Region annotation records
::::::

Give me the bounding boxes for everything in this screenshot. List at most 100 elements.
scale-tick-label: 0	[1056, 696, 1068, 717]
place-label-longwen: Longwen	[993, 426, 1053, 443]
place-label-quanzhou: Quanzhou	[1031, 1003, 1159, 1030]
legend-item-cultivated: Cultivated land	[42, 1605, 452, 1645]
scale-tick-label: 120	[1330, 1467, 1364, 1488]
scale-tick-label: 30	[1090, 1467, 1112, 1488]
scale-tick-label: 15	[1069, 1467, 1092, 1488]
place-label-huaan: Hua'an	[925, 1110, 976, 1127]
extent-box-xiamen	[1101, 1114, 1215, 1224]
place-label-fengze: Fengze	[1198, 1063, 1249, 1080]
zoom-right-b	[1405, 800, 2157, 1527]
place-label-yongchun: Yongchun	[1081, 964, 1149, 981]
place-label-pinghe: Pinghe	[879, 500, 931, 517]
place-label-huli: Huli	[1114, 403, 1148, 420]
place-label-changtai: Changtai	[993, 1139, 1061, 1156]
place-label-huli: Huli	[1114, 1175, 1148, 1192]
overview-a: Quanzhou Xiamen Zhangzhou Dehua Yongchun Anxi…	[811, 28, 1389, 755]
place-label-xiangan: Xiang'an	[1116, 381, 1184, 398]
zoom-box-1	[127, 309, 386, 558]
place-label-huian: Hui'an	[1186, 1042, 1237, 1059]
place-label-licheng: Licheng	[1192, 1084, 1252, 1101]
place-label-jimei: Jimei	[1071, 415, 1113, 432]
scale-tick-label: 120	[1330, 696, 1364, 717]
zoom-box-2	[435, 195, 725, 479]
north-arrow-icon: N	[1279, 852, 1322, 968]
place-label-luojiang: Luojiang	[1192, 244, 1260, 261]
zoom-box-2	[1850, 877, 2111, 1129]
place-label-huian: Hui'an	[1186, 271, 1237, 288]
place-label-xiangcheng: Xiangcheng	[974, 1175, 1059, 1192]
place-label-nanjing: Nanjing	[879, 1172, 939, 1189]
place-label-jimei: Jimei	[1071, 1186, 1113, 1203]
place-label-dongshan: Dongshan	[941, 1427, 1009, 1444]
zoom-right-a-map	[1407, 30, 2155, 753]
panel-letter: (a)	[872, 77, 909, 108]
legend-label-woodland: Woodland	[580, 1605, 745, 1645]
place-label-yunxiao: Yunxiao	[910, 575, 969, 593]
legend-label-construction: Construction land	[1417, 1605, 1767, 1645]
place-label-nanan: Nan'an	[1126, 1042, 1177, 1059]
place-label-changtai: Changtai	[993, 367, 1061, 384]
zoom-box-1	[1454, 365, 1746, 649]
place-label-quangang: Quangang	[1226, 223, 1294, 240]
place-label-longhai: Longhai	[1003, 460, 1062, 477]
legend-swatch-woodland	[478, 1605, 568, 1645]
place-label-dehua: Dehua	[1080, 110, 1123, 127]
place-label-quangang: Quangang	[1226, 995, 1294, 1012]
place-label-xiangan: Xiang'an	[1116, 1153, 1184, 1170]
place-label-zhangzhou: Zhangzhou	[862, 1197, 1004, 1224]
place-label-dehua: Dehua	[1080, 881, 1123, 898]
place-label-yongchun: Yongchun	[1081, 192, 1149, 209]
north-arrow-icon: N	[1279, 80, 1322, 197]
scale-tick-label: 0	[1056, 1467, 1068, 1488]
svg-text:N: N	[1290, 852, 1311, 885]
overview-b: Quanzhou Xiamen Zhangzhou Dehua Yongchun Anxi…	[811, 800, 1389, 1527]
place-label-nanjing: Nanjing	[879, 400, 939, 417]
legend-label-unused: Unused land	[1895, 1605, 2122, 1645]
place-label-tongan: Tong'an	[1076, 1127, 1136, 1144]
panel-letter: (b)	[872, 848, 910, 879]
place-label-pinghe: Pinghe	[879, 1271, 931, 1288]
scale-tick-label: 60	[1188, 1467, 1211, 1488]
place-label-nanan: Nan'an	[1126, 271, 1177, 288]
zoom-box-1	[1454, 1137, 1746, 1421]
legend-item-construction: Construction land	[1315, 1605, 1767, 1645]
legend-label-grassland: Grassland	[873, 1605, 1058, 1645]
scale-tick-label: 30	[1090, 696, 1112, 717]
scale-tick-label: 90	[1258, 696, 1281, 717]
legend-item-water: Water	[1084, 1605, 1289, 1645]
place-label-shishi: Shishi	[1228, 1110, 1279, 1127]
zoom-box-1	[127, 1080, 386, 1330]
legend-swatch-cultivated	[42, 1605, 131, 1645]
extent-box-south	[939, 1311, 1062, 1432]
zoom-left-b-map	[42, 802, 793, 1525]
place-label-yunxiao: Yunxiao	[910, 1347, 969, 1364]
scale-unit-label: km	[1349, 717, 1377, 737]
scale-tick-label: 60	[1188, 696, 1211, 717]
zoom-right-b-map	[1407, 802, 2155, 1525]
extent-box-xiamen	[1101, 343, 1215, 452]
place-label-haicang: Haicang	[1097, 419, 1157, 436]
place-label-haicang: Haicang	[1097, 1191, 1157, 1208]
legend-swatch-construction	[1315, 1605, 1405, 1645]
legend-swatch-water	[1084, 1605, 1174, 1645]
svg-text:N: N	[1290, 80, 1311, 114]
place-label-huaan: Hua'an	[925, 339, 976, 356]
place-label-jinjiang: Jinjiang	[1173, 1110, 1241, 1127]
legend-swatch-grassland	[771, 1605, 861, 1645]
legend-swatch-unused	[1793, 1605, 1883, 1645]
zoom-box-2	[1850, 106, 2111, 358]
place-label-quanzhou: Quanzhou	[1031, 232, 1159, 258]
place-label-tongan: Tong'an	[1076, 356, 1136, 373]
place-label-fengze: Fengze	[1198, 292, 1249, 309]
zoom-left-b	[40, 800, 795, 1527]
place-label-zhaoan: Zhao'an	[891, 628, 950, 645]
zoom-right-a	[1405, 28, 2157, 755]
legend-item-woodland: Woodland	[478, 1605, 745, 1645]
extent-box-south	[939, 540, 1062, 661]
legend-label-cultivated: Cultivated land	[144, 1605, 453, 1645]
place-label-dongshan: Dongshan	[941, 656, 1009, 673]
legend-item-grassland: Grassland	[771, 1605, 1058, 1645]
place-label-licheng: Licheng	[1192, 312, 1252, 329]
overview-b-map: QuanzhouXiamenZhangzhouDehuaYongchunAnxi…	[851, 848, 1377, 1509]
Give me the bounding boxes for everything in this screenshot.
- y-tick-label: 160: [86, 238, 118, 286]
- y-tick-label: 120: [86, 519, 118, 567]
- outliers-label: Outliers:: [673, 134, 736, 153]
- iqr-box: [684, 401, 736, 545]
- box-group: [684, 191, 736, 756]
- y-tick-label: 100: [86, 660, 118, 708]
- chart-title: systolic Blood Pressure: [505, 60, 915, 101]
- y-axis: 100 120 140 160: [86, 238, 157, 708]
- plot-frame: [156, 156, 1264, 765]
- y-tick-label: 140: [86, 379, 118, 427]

::::::

*Set task*
Rewrite the records above, changing each "scale-tick-label" to "scale-label" and keeping everything else the same.

*Written answer*
Give me the bounding boxes for everything in this screenshot. List at most 100 elements.
scale-label: 0	[1056, 696, 1068, 717]
place-label-longwen: Longwen	[993, 426, 1053, 443]
place-label-quanzhou: Quanzhou	[1031, 1003, 1159, 1030]
legend-item-cultivated: Cultivated land	[42, 1605, 452, 1645]
scale-label: 120	[1330, 1467, 1364, 1488]
scale-label: 30	[1090, 1467, 1112, 1488]
scale-label: 15	[1069, 1467, 1092, 1488]
place-label-huaan: Hua'an	[925, 1110, 976, 1127]
extent-box-xiamen	[1101, 1114, 1215, 1224]
place-label-fengze: Fengze	[1198, 1063, 1249, 1080]
zoom-right-b	[1405, 800, 2157, 1527]
place-label-yongchun: Yongchun	[1081, 964, 1149, 981]
place-label-pinghe: Pinghe	[879, 500, 931, 517]
place-label-huli: Huli	[1114, 403, 1148, 420]
place-label-changtai: Changtai	[993, 1139, 1061, 1156]
place-label-huli: Huli	[1114, 1175, 1148, 1192]
overview-a: Quanzhou Xiamen Zhangzhou Dehua Yongchun Anxi…	[811, 28, 1389, 755]
place-label-xiangan: Xiang'an	[1116, 381, 1184, 398]
zoom-box-1	[127, 309, 386, 558]
place-label-huian: Hui'an	[1186, 1042, 1237, 1059]
place-label-licheng: Licheng	[1192, 1084, 1252, 1101]
place-label-jimei: Jimei	[1071, 415, 1113, 432]
scale-label: 120	[1330, 696, 1364, 717]
zoom-box-2	[435, 195, 725, 479]
north-arrow-icon: N	[1279, 852, 1322, 968]
place-label-luojiang: Luojiang	[1192, 244, 1260, 261]
zoom-box-2	[1850, 877, 2111, 1129]
place-label-huian: Hui'an	[1186, 271, 1237, 288]
place-label-xiangcheng: Xiangcheng	[974, 1175, 1059, 1192]
place-label-nanjing: Nanjing	[879, 1172, 939, 1189]
place-label-jimei: Jimei	[1071, 1186, 1113, 1203]
place-label-dongshan: Dongshan	[941, 1427, 1009, 1444]
zoom-right-a-map	[1407, 30, 2155, 753]
panel-letter: (a)	[872, 77, 909, 108]
legend-label-woodland: Woodland	[580, 1605, 745, 1645]
place-label-yunxiao: Yunxiao	[910, 575, 969, 593]
legend-label-construction: Construction land	[1417, 1605, 1767, 1645]
place-label-nanan: Nan'an	[1126, 1042, 1177, 1059]
place-label-changtai: Changtai	[993, 367, 1061, 384]
zoom-box-1	[1454, 365, 1746, 649]
place-label-quangang: Quangang	[1226, 223, 1294, 240]
place-label-longhai: Longhai	[1003, 460, 1062, 477]
legend-swatch-woodland	[478, 1605, 568, 1645]
place-label-dehua: Dehua	[1080, 110, 1123, 127]
place-label-quangang: Quangang	[1226, 995, 1294, 1012]
place-label-xiangan: Xiang'an	[1116, 1153, 1184, 1170]
place-label-zhangzhou: Zhangzhou	[862, 1197, 1004, 1224]
place-label-dehua: Dehua	[1080, 881, 1123, 898]
place-label-yongchun: Yongchun	[1081, 192, 1149, 209]
north-arrow-icon: N	[1279, 80, 1322, 197]
scale-label: 0	[1056, 1467, 1068, 1488]
svg-text:N: N	[1290, 852, 1311, 885]
overview-b: Quanzhou Xiamen Zhangzhou Dehua Yongchun Anxi…	[811, 800, 1389, 1527]
place-label-nanjing: Nanjing	[879, 400, 939, 417]
legend-label-unused: Unused land	[1895, 1605, 2122, 1645]
place-label-tongan: Tong'an	[1076, 1127, 1136, 1144]
panel-letter: (b)	[872, 848, 910, 879]
place-label-pinghe: Pinghe	[879, 1271, 931, 1288]
scale-label: 60	[1188, 1467, 1211, 1488]
place-label-nanan: Nan'an	[1126, 271, 1177, 288]
zoom-box-1	[1454, 1137, 1746, 1421]
legend-item-construction: Construction land	[1315, 1605, 1767, 1645]
legend-label-grassland: Grassland	[873, 1605, 1058, 1645]
scale-label: 30	[1090, 696, 1112, 717]
scale-label: 90	[1258, 696, 1281, 717]
legend-item-water: Water	[1084, 1605, 1289, 1645]
place-label-shishi: Shishi	[1228, 1110, 1279, 1127]
zoom-box-1	[127, 1080, 386, 1330]
legend-swatch-cultivated	[42, 1605, 131, 1645]
extent-box-south	[939, 1311, 1062, 1432]
zoom-left-b-map	[42, 802, 793, 1525]
place-label-yunxiao: Yunxiao	[910, 1347, 969, 1364]
scale-unit-label: km	[1349, 717, 1377, 737]
scale-label: 60	[1188, 696, 1211, 717]
zoom-right-b-map	[1407, 802, 2155, 1525]
extent-box-xiamen	[1101, 343, 1215, 452]
place-label-haicang: Haicang	[1097, 419, 1157, 436]
place-label-haicang: Haicang	[1097, 1191, 1157, 1208]
legend-swatch-construction	[1315, 1605, 1405, 1645]
legend-swatch-water	[1084, 1605, 1174, 1645]
svg-text:N: N	[1290, 80, 1311, 114]
place-label-huaan: Hua'an	[925, 339, 976, 356]
place-label-jinjiang: Jinjiang	[1173, 1110, 1241, 1127]
legend-swatch-grassland	[771, 1605, 861, 1645]
legend-swatch-unused	[1793, 1605, 1883, 1645]
zoom-box-2	[1850, 106, 2111, 358]
place-label-quanzhou: Quanzhou	[1031, 232, 1159, 258]
place-label-tongan: Tong'an	[1076, 356, 1136, 373]
place-label-fengze: Fengze	[1198, 292, 1249, 309]
zoom-left-b	[40, 800, 795, 1527]
place-label-zhaoan: Zhao'an	[891, 628, 950, 645]
zoom-right-a	[1405, 28, 2157, 755]
legend-item-woodland: Woodland	[478, 1605, 745, 1645]
extent-box-south	[939, 540, 1062, 661]
legend-label-cultivated: Cultivated land	[144, 1605, 453, 1645]
place-label-dongshan: Dongshan	[941, 656, 1009, 673]
legend-item-grassland: Grassland	[771, 1605, 1058, 1645]
place-label-licheng: Licheng	[1192, 312, 1252, 329]
overview-b-map: QuanzhouXiamenZhangzhouDehuaYongchunAnxi…	[851, 848, 1377, 1509]
Give me the bounding boxes for everything in this screenshot.
- y-tick-label: 160: [86, 238, 118, 286]
- y-tick-label: 120: [86, 519, 118, 567]
- outliers-label: Outliers:: [673, 134, 736, 153]
- iqr-box: [684, 401, 736, 545]
- box-group: [684, 191, 736, 756]
- y-tick-label: 100: [86, 660, 118, 708]
- chart-title: systolic Blood Pressure: [505, 60, 915, 101]
- y-axis: 100 120 140 160: [86, 238, 157, 708]
- plot-frame: [156, 156, 1264, 765]
- y-tick-label: 140: [86, 379, 118, 427]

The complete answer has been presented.